> WHAT NEEDS TO BE DONE:
Print each item below line for line without changing anything, and leave the pictures out.

> Stored items from a collection:
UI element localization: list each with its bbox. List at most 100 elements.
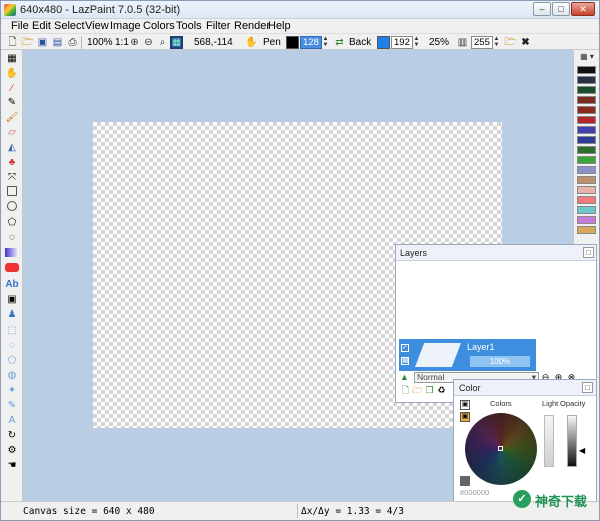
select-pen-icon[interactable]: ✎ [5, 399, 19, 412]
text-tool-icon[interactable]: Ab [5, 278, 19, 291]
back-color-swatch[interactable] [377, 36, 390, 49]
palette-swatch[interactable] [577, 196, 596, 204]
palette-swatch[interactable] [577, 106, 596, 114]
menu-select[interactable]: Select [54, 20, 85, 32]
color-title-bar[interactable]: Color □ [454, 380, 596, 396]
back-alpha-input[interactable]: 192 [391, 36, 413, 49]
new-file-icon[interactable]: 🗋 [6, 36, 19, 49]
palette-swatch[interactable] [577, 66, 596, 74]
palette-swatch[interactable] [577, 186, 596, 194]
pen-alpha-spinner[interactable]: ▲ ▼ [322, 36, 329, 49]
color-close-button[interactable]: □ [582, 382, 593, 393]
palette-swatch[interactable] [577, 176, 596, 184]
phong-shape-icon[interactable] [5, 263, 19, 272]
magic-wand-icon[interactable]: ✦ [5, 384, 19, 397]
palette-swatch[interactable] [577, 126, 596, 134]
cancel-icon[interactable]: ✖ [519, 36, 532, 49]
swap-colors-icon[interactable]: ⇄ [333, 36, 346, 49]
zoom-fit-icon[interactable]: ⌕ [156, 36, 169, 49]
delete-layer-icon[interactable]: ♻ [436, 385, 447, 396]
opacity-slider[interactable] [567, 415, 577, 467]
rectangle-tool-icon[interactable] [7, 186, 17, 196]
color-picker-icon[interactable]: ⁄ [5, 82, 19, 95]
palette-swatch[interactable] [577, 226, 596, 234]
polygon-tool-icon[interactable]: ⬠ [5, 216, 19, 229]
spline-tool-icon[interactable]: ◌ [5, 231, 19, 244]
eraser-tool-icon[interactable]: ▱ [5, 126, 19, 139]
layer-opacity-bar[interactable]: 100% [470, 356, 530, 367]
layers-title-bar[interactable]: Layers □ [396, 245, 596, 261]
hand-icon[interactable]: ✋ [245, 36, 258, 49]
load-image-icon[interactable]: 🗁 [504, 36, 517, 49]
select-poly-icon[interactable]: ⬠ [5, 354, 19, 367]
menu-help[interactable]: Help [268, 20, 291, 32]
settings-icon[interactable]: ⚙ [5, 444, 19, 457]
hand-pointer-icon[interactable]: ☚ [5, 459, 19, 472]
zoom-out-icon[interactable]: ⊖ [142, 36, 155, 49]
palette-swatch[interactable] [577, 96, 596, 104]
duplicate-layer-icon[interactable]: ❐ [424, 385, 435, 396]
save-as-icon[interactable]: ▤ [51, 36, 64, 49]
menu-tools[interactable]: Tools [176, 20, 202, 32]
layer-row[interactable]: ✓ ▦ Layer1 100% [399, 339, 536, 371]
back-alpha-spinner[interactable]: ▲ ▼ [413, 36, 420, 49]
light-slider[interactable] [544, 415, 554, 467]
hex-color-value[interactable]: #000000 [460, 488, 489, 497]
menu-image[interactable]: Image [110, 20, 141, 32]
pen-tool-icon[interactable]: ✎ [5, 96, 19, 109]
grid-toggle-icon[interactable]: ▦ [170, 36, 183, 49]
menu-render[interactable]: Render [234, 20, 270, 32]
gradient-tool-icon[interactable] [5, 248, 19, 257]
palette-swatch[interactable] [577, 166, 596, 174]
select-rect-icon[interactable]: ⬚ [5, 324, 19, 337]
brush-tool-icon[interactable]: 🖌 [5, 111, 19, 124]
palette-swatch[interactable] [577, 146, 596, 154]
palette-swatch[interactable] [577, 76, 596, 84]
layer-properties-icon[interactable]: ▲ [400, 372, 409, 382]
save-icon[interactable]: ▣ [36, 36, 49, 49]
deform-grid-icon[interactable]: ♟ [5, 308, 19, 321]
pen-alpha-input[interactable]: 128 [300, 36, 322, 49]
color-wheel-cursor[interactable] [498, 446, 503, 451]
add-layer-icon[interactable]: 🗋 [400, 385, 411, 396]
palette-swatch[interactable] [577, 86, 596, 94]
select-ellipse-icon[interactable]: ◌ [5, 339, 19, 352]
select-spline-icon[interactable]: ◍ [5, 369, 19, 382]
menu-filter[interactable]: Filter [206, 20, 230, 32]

> ANSWER TO THIS TASK:
UI element localization: list each with its bbox. List at most 100 elements.
select-pen-icon[interactable]: ✎ [5, 399, 19, 412]
text-tool-icon[interactable]: Ab [5, 278, 19, 291]
back-color-swatch[interactable] [377, 36, 390, 49]
palette-swatch[interactable] [577, 196, 596, 204]
palette-swatch[interactable] [577, 106, 596, 114]
menu-select[interactable]: Select [54, 20, 85, 32]
color-title-bar[interactable]: Color □ [454, 380, 596, 396]
back-alpha-input[interactable]: 192 [391, 36, 413, 49]
new-file-icon[interactable]: 🗋 [6, 36, 19, 49]
palette-swatch[interactable] [577, 66, 596, 74]
palette-swatch[interactable] [577, 186, 596, 194]
pen-alpha-spinner[interactable]: ▲ ▼ [322, 36, 329, 49]
color-close-button[interactable]: □ [582, 382, 593, 393]
palette-swatch[interactable] [577, 176, 596, 184]
phong-shape-icon[interactable] [5, 263, 19, 272]
magic-wand-icon[interactable]: ✦ [5, 384, 19, 397]
palette-swatch[interactable] [577, 126, 596, 134]
cancel-icon[interactable]: ✖ [519, 36, 532, 49]
swap-colors-icon[interactable]: ⇄ [333, 36, 346, 49]
zoom-fit-icon[interactable]: ⌕ [156, 36, 169, 49]
delete-layer-icon[interactable]: ♻ [436, 385, 447, 396]
opacity-slider[interactable] [567, 415, 577, 467]
rectangle-tool-icon[interactable] [7, 186, 17, 196]
color-picker-icon[interactable]: ⁄ [5, 82, 19, 95]
palette-swatch[interactable] [577, 226, 596, 234]
polygon-tool-icon[interactable]: ⬠ [5, 216, 19, 229]
spline-tool-icon[interactable]: ◌ [5, 231, 19, 244]
eraser-tool-icon[interactable]: ▱ [5, 126, 19, 139]
layer-opacity-bar[interactable]: 100% [470, 356, 530, 367]
layers-title-bar[interactable]: Layers □ [396, 245, 596, 261]
hand-icon[interactable]: ✋ [245, 36, 258, 49]
load-image-icon[interactable]: 🗁 [504, 36, 517, 49]
select-poly-icon[interactable]: ⬠ [5, 354, 19, 367]
menu-help[interactable]: Help [268, 20, 291, 32]
settings-icon[interactable]: ⚙ [5, 444, 19, 457]
hand-pointer-icon[interactable]: ☚ [5, 459, 19, 472]
zoom-out-icon[interactable]: ⊖ [142, 36, 155, 49]
palette-swatch[interactable] [577, 96, 596, 104]
duplicate-layer-icon[interactable]: ❐ [424, 385, 435, 396]
save-as-icon[interactable]: ▤ [51, 36, 64, 49]
menu-tools[interactable]: Tools [176, 20, 202, 32]
layer-row[interactable]: ✓ ▦ Layer1 100% [399, 339, 536, 371]
back-alpha-spinner[interactable]: ▲ ▼ [413, 36, 420, 49]
light-slider[interactable] [544, 415, 554, 467]
hex-color-value[interactable]: #000000 [460, 488, 489, 497]
menu-image[interactable]: Image [110, 20, 141, 32]
pen-tool-icon[interactable]: ✎ [5, 96, 19, 109]
grid-toggle-icon[interactable]: ▦ [170, 36, 183, 49]
menu-render[interactable]: Render [234, 20, 270, 32]
gradient-tool-icon[interactable] [5, 248, 19, 257]
palette-swatch[interactable] [577, 166, 596, 174]
select-rect-icon[interactable]: ⬚ [5, 324, 19, 337]
brush-tool-icon[interactable]: 🖌 [5, 111, 19, 124]
palette-swatch[interactable] [577, 146, 596, 154]
palette-swatch[interactable] [577, 76, 596, 84]
layer-properties-icon[interactable]: ▲ [400, 372, 409, 382]
save-icon[interactable]: ▣ [36, 36, 49, 49]
deform-grid-icon[interactable]: ♟ [5, 308, 19, 321]
pen-alpha-input[interactable]: 128 [300, 36, 322, 49]
color-wheel-cursor[interactable] [498, 446, 503, 451]
add-layer-icon[interactable]: 🗋 [400, 385, 411, 396]
palette-swatch[interactable] [577, 86, 596, 94]
select-ellipse-icon[interactable]: ◌ [5, 339, 19, 352]
select-spline-icon[interactable]: ◍ [5, 369, 19, 382]
menu-filter[interactable]: Filter [206, 20, 230, 32]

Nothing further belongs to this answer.